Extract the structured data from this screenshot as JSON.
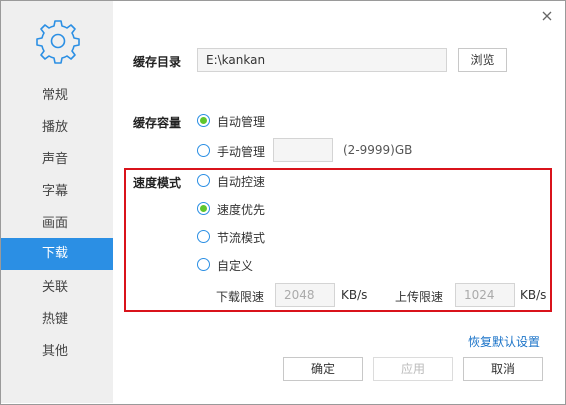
{
  "window": {
    "close_icon": "close-icon"
  },
  "sidebar": {
    "icon": "gear-icon",
    "items": [
      {
        "label": "常规",
        "active": false
      },
      {
        "label": "播放",
        "active": false
      },
      {
        "label": "声音",
        "active": false
      },
      {
        "label": "字幕",
        "active": false
      },
      {
        "label": "画面",
        "active": false
      },
      {
        "label": "下载",
        "active": true
      },
      {
        "label": "关联",
        "active": false
      },
      {
        "label": "热键",
        "active": false
      },
      {
        "label": "其他",
        "active": false
      }
    ]
  },
  "cache_dir": {
    "label": "缓存目录",
    "value": "E:\\kankan",
    "browse": "浏览"
  },
  "cache_capacity": {
    "label": "缓存容量",
    "auto": "自动管理",
    "manual": "手动管理",
    "manual_value": "",
    "range": "(2-9999)GB",
    "selected": "auto"
  },
  "speed_mode": {
    "label": "速度模式",
    "options": [
      "自动控速",
      "速度优先",
      "节流模式",
      "自定义"
    ],
    "selected": 1,
    "download_limit_label": "下载限速",
    "download_limit_value": "2048",
    "upload_limit_label": "上传限速",
    "upload_limit_value": "1024",
    "unit": "KB/s"
  },
  "restore_defaults": "恢复默认设置",
  "footer": {
    "ok": "确定",
    "apply": "应用",
    "cancel": "取消"
  },
  "colors": {
    "accent": "#2b8fe4",
    "radio_checked": "#5fc62d",
    "highlight": "#d9131b"
  }
}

__________

Objective
Repeat all of the data above word for word, minus the pictures.

Solution to this task
Extract the structured data from this screenshot as JSON.
{
  "window": {
    "close_icon": "close-icon"
  },
  "sidebar": {
    "icon": "gear-icon",
    "items": [
      {
        "label": "常规",
        "active": false
      },
      {
        "label": "播放",
        "active": false
      },
      {
        "label": "声音",
        "active": false
      },
      {
        "label": "字幕",
        "active": false
      },
      {
        "label": "画面",
        "active": false
      },
      {
        "label": "下载",
        "active": true
      },
      {
        "label": "关联",
        "active": false
      },
      {
        "label": "热键",
        "active": false
      },
      {
        "label": "其他",
        "active": false
      }
    ]
  },
  "cache_dir": {
    "label": "缓存目录",
    "value": "E:\\kankan",
    "browse": "浏览"
  },
  "cache_capacity": {
    "label": "缓存容量",
    "auto": "自动管理",
    "manual": "手动管理",
    "manual_value": "",
    "range": "(2-9999)GB",
    "selected": "auto"
  },
  "speed_mode": {
    "label": "速度模式",
    "options": [
      "自动控速",
      "速度优先",
      "节流模式",
      "自定义"
    ],
    "selected": 1,
    "download_limit_label": "下载限速",
    "download_limit_value": "2048",
    "upload_limit_label": "上传限速",
    "upload_limit_value": "1024",
    "unit": "KB/s"
  },
  "restore_defaults": "恢复默认设置",
  "footer": {
    "ok": "确定",
    "apply": "应用",
    "cancel": "取消"
  },
  "colors": {
    "accent": "#2b8fe4",
    "radio_checked": "#5fc62d",
    "highlight": "#d9131b"
  }
}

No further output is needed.